─── Data for processing
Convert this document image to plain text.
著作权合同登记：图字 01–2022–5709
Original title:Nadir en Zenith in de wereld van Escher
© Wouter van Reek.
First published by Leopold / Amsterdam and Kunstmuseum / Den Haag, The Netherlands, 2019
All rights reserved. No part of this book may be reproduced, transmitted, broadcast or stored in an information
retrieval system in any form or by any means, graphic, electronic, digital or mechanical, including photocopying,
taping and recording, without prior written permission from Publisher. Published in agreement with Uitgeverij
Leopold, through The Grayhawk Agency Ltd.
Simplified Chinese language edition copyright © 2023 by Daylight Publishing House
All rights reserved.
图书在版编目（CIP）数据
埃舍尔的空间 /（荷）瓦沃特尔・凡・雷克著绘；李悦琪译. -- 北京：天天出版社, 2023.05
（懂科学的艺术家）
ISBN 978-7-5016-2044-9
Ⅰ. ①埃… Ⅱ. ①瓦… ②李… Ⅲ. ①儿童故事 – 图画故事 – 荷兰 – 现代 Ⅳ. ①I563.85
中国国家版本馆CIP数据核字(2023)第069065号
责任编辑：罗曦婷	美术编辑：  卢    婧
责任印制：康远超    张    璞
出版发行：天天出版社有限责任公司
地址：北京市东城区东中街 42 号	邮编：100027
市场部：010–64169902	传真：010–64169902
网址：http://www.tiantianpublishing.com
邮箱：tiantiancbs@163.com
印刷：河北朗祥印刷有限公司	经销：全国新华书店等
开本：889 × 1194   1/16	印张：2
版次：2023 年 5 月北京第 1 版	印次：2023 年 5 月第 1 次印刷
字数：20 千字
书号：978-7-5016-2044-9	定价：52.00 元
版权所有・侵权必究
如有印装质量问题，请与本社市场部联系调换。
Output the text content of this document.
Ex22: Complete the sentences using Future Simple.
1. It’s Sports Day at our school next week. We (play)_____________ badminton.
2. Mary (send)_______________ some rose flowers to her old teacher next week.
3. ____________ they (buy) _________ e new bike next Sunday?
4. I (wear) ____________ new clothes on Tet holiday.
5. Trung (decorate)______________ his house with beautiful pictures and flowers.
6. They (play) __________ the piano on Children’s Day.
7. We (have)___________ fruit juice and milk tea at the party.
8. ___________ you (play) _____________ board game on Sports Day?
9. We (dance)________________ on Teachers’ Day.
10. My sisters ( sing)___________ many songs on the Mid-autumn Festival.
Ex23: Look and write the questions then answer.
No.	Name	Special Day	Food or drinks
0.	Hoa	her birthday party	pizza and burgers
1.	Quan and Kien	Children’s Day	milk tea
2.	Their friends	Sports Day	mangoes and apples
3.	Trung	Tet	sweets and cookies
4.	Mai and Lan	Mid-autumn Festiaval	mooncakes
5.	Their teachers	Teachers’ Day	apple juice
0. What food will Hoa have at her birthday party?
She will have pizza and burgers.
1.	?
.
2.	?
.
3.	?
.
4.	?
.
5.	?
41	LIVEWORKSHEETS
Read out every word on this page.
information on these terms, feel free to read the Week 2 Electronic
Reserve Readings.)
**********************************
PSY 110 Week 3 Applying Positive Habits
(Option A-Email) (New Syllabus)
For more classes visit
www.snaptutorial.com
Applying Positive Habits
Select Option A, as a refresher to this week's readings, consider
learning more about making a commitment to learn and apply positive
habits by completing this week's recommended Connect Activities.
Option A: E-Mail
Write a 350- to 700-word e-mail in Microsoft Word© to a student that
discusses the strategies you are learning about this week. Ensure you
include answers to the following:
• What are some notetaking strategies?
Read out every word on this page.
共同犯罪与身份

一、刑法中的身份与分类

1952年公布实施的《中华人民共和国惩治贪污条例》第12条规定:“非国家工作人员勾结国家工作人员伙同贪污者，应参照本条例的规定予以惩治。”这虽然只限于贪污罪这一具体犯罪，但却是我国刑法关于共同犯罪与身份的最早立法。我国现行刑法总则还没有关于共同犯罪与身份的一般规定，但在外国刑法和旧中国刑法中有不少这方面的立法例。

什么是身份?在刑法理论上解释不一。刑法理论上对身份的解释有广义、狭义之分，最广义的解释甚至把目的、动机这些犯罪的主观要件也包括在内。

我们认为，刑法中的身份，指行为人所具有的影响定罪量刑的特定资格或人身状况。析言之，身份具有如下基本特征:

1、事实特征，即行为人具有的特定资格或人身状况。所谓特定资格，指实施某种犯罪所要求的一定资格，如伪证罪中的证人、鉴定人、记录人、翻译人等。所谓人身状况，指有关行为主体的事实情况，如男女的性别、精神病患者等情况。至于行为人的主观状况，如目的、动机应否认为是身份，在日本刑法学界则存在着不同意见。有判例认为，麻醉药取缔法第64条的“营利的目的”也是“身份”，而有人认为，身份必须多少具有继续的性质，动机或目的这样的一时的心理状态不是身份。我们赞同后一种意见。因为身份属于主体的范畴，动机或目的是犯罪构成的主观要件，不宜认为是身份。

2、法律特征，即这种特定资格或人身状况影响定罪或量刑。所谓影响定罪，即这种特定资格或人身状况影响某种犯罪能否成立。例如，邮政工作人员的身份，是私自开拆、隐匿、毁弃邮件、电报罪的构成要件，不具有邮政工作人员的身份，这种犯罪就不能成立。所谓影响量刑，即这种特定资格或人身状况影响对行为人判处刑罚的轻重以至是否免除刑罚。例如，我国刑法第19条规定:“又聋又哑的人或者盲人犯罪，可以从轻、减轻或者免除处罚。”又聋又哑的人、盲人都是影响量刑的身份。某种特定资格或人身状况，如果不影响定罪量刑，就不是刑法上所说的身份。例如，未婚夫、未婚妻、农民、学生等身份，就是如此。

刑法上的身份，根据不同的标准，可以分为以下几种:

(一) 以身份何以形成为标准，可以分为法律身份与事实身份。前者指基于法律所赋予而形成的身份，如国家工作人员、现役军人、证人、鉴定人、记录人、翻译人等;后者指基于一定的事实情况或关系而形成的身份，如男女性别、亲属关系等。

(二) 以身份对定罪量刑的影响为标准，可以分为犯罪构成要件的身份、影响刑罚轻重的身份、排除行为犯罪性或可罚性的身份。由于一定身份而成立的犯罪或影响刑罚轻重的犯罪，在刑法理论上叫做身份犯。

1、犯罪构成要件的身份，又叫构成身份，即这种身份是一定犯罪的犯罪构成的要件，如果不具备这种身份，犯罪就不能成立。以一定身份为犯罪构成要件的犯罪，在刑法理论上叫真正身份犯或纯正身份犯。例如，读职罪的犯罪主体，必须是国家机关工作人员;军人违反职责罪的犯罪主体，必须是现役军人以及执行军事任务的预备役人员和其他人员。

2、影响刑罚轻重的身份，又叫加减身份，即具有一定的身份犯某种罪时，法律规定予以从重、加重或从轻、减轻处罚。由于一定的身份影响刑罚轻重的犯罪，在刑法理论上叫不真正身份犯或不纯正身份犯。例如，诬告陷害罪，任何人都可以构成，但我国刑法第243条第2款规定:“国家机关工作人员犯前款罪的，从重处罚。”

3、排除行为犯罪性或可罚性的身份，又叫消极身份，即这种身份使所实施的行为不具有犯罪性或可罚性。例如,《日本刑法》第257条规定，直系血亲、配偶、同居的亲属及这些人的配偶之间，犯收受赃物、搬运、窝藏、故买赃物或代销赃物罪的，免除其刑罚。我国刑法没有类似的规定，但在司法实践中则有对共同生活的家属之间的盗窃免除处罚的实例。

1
──────
Job
Every entry should be output exactly as written, please.

Result for this exercise
Convert this document image to plain text.
著作权合同登记：图字 01–2022–5709
Original title:Nadir en Zenith in de wereld van Escher
© Wouter van Reek.
First published by Leopold / Amsterdam and Kunstmuseum / Den Haag, The Netherlands, 2019
All rights reserved. No part of this book may be reproduced, transmitted, broadcast or stored in an information
retrieval system in any form or by any means, graphic, electronic, digital or mechanical, including photocopying,
taping and recording, without prior written permission from Publisher. Published in agreement with Uitgeverij
Leopold, through The Grayhawk Agency Ltd.
Simplified Chinese language edition copyright © 2023 by Daylight Publishing House
All rights reserved.
图书在版编目（CIP）数据
埃舍尔的空间 /（荷）瓦沃特尔・凡・雷克著绘；李悦琪译. -- 北京：天天出版社, 2023.05
（懂科学的艺术家）
ISBN 978-7-5016-2044-9
Ⅰ. ①埃… Ⅱ. ①瓦… ②李… Ⅲ. ①儿童故事 – 图画故事 – 荷兰 – 现代 Ⅳ. ①I563.85
中国国家版本馆CIP数据核字(2023)第069065号
责任编辑：罗曦婷	美术编辑：  卢    婧
责任印制：康远超    张    璞
出版发行：天天出版社有限责任公司
地址：北京市东城区东中街 42 号	邮编：100027
市场部：010–64169902	传真：010–64169902
网址：http://www.tiantianpublishing.com
邮箱：tiantiancbs@163.com
印刷：河北朗祥印刷有限公司	经销：全国新华书店等
开本：889 × 1194   1/16	印张：2
版次：2023 年 5 月北京第 1 版	印次：2023 年 5 月第 1 次印刷
字数：20 千字
书号：978-7-5016-2044-9	定价：52.00 元
版权所有・侵权必究
如有印装质量问题，请与本社市场部联系调换。
Output the text content of this document.
Ex22: Complete the sentences using Future Simple.
1. It’s Sports Day at our school next week. We (play)_____________ badminton.
2. Mary (send)_______________ some rose flowers to her old teacher next week.
3. ____________ they (buy) _________ e new bike next Sunday?
4. I (wear) ____________ new clothes on Tet holiday.
5. Trung (decorate)______________ his house with beautiful pictures and flowers.
6. They (play) __________ the piano on Children’s Day.
7. We (have)___________ fruit juice and milk tea at the party.
8. ___________ you (play) _____________ board game on Sports Day?
9. We (dance)________________ on Teachers’ Day.
10. My sisters ( sing)___________ many songs on the Mid-autumn Festival.
Ex23: Look and write the questions then answer.
No.	Name	Special Day	Food or drinks
0.	Hoa	her birthday party	pizza and burgers
1.	Quan and Kien	Children’s Day	milk tea
2.	Their friends	Sports Day	mangoes and apples
3.	Trung	Tet	sweets and cookies
4.	Mai and Lan	Mid-autumn Festiaval	mooncakes
5.	Their teachers	Teachers’ Day	apple juice
0. What food will Hoa have at her birthday party?
She will have pizza and burgers.
1.	?
.
2.	?
.
3.	?
.
4.	?
.
5.	?
41	LIVEWORKSHEETS
Read out every word on this page.
information on these terms, feel free to read the Week 2 Electronic
Reserve Readings.)
**********************************
PSY 110 Week 3 Applying Positive Habits
(Option A-Email) (New Syllabus)
For more classes visit
www.snaptutorial.com
Applying Positive Habits
Select Option A, as a refresher to this week's readings, consider
learning more about making a commitment to learn and apply positive
habits by completing this week's recommended Connect Activities.
Option A: E-Mail
Write a 350- to 700-word e-mail in Microsoft Word© to a student that
discusses the strategies you are learning about this week. Ensure you
include answers to the following:
• What are some notetaking strategies?
Read out every word on this page.
共同犯罪与身份

一、刑法中的身份与分类

1952年公布实施的《中华人民共和国惩治贪污条例》第12条规定:“非国家工作人员勾结国家工作人员伙同贪污者，应参照本条例的规定予以惩治。”这虽然只限于贪污罪这一具体犯罪，但却是我国刑法关于共同犯罪与身份的最早立法。我国现行刑法总则还没有关于共同犯罪与身份的一般规定，但在外国刑法和旧中国刑法中有不少这方面的立法例。

什么是身份?在刑法理论上解释不一。刑法理论上对身份的解释有广义、狭义之分，最广义的解释甚至把目的、动机这些犯罪的主观要件也包括在内。

我们认为，刑法中的身份，指行为人所具有的影响定罪量刑的特定资格或人身状况。析言之，身份具有如下基本特征:

1、事实特征，即行为人具有的特定资格或人身状况。所谓特定资格，指实施某种犯罪所要求的一定资格，如伪证罪中的证人、鉴定人、记录人、翻译人等。所谓人身状况，指有关行为主体的事实情况，如男女的性别、精神病患者等情况。至于行为人的主观状况，如目的、动机应否认为是身份，在日本刑法学界则存在着不同意见。有判例认为，麻醉药取缔法第64条的“营利的目的”也是“身份”，而有人认为，身份必须多少具有继续的性质，动机或目的这样的一时的心理状态不是身份。我们赞同后一种意见。因为身份属于主体的范畴，动机或目的是犯罪构成的主观要件，不宜认为是身份。

2、法律特征，即这种特定资格或人身状况影响定罪或量刑。所谓影响定罪，即这种特定资格或人身状况影响某种犯罪能否成立。例如，邮政工作人员的身份，是私自开拆、隐匿、毁弃邮件、电报罪的构成要件，不具有邮政工作人员的身份，这种犯罪就不能成立。所谓影响量刑，即这种特定资格或人身状况影响对行为人判处刑罚的轻重以至是否免除刑罚。例如，我国刑法第19条规定:“又聋又哑的人或者盲人犯罪，可以从轻、减轻或者免除处罚。”又聋又哑的人、盲人都是影响量刑的身份。某种特定资格或人身状况，如果不影响定罪量刑，就不是刑法上所说的身份。例如，未婚夫、未婚妻、农民、学生等身份，就是如此。

刑法上的身份，根据不同的标准，可以分为以下几种:

(一) 以身份何以形成为标准，可以分为法律身份与事实身份。前者指基于法律所赋予而形成的身份，如国家工作人员、现役军人、证人、鉴定人、记录人、翻译人等;后者指基于一定的事实情况或关系而形成的身份，如男女性别、亲属关系等。

(二) 以身份对定罪量刑的影响为标准，可以分为犯罪构成要件的身份、影响刑罚轻重的身份、排除行为犯罪性或可罚性的身份。由于一定身份而成立的犯罪或影响刑罚轻重的犯罪，在刑法理论上叫做身份犯。

1、犯罪构成要件的身份，又叫构成身份，即这种身份是一定犯罪的犯罪构成的要件，如果不具备这种身份，犯罪就不能成立。以一定身份为犯罪构成要件的犯罪，在刑法理论上叫真正身份犯或纯正身份犯。例如，读职罪的犯罪主体，必须是国家机关工作人员;军人违反职责罪的犯罪主体，必须是现役军人以及执行军事任务的预备役人员和其他人员。

2、影响刑罚轻重的身份，又叫加减身份，即具有一定的身份犯某种罪时，法律规定予以从重、加重或从轻、减轻处罚。由于一定的身份影响刑罚轻重的犯罪，在刑法理论上叫不真正身份犯或不纯正身份犯。例如，诬告陷害罪，任何人都可以构成，但我国刑法第243条第2款规定:“国家机关工作人员犯前款罪的，从重处罚。”

3、排除行为犯罪性或可罚性的身份，又叫消极身份，即这种身份使所实施的行为不具有犯罪性或可罚性。例如,《日本刑法》第257条规定，直系血亲、配偶、同居的亲属及这些人的配偶之间，犯收受赃物、搬运、窝藏、故买赃物或代销赃物罪的，免除其刑罚。我国刑法没有类似的规定，但在司法实践中则有对共同生活的家属之间的盗窃免除处罚的实例。

1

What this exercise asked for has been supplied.